**WORK TO BE COMPLETED:** Go through the entries and transcribe each one exactly, dropping the pictures.

**INFORMATION GIVEN:**
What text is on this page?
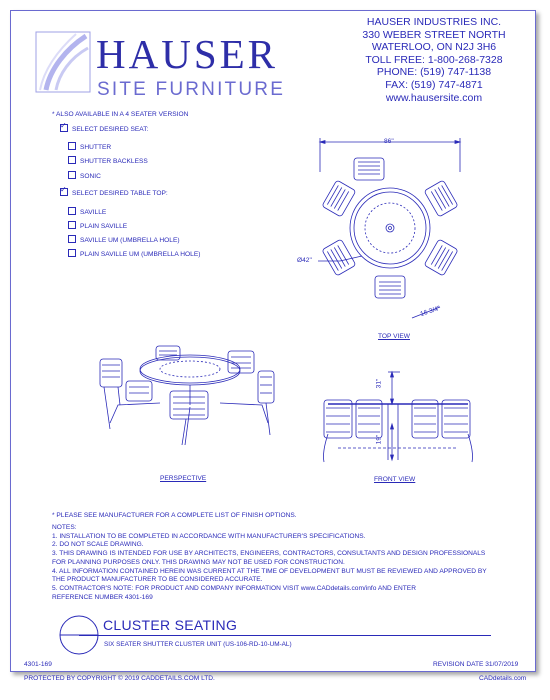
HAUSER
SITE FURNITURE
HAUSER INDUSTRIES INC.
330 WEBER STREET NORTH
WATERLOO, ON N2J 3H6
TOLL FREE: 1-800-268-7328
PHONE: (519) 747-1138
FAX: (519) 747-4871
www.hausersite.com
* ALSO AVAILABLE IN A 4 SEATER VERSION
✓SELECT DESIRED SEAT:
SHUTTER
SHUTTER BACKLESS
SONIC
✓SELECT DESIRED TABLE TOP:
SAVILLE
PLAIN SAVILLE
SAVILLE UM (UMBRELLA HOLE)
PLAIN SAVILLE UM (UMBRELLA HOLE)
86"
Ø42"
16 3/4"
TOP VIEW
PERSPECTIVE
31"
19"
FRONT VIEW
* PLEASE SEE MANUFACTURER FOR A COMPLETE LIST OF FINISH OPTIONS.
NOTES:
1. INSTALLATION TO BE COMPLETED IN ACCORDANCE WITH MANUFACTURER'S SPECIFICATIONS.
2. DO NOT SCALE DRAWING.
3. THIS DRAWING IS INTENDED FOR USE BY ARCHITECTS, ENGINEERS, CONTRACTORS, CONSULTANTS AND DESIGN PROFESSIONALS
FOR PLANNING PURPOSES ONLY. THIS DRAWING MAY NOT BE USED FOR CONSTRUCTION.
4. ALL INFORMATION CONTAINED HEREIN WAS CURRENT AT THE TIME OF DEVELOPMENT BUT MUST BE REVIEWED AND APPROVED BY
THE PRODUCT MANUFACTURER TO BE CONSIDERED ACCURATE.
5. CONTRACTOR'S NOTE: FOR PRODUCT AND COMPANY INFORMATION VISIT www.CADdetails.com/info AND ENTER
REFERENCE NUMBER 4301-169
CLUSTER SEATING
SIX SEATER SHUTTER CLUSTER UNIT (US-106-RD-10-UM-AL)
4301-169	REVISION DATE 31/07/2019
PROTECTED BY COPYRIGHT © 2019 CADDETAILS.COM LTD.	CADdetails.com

**WRITTEN RESPONSE:**
What text is on this page?
HAUSER
SITE FURNITURE
HAUSER INDUSTRIES INC.
330 WEBER STREET NORTH
WATERLOO, ON N2J 3H6
TOLL FREE: 1-800-268-7328
PHONE: (519) 747-1138
FAX: (519) 747-4871
www.hausersite.com
* ALSO AVAILABLE IN A 4 SEATER VERSION
✓SELECT DESIRED SEAT:
SHUTTER
SHUTTER BACKLESS
SONIC
✓SELECT DESIRED TABLE TOP:
SAVILLE
PLAIN SAVILLE
SAVILLE UM (UMBRELLA HOLE)
PLAIN SAVILLE UM (UMBRELLA HOLE)
86"
Ø42"
16 3/4"
TOP VIEW
PERSPECTIVE
31"
19"
FRONT VIEW
* PLEASE SEE MANUFACTURER FOR A COMPLETE LIST OF FINISH OPTIONS.
NOTES:
1. INSTALLATION TO BE COMPLETED IN ACCORDANCE WITH MANUFACTURER'S SPECIFICATIONS.
2. DO NOT SCALE DRAWING.
3. THIS DRAWING IS INTENDED FOR USE BY ARCHITECTS, ENGINEERS, CONTRACTORS, CONSULTANTS AND DESIGN PROFESSIONALS
FOR PLANNING PURPOSES ONLY. THIS DRAWING MAY NOT BE USED FOR CONSTRUCTION.
4. ALL INFORMATION CONTAINED HEREIN WAS CURRENT AT THE TIME OF DEVELOPMENT BUT MUST BE REVIEWED AND APPROVED BY
THE PRODUCT MANUFACTURER TO BE CONSIDERED ACCURATE.
5. CONTRACTOR'S NOTE: FOR PRODUCT AND COMPANY INFORMATION VISIT www.CADdetails.com/info AND ENTER
REFERENCE NUMBER 4301-169
CLUSTER SEATING
SIX SEATER SHUTTER CLUSTER UNIT (US-106-RD-10-UM-AL)
4301-169	REVISION DATE 31/07/2019
PROTECTED BY COPYRIGHT © 2019 CADDETAILS.COM LTD.	CADdetails.com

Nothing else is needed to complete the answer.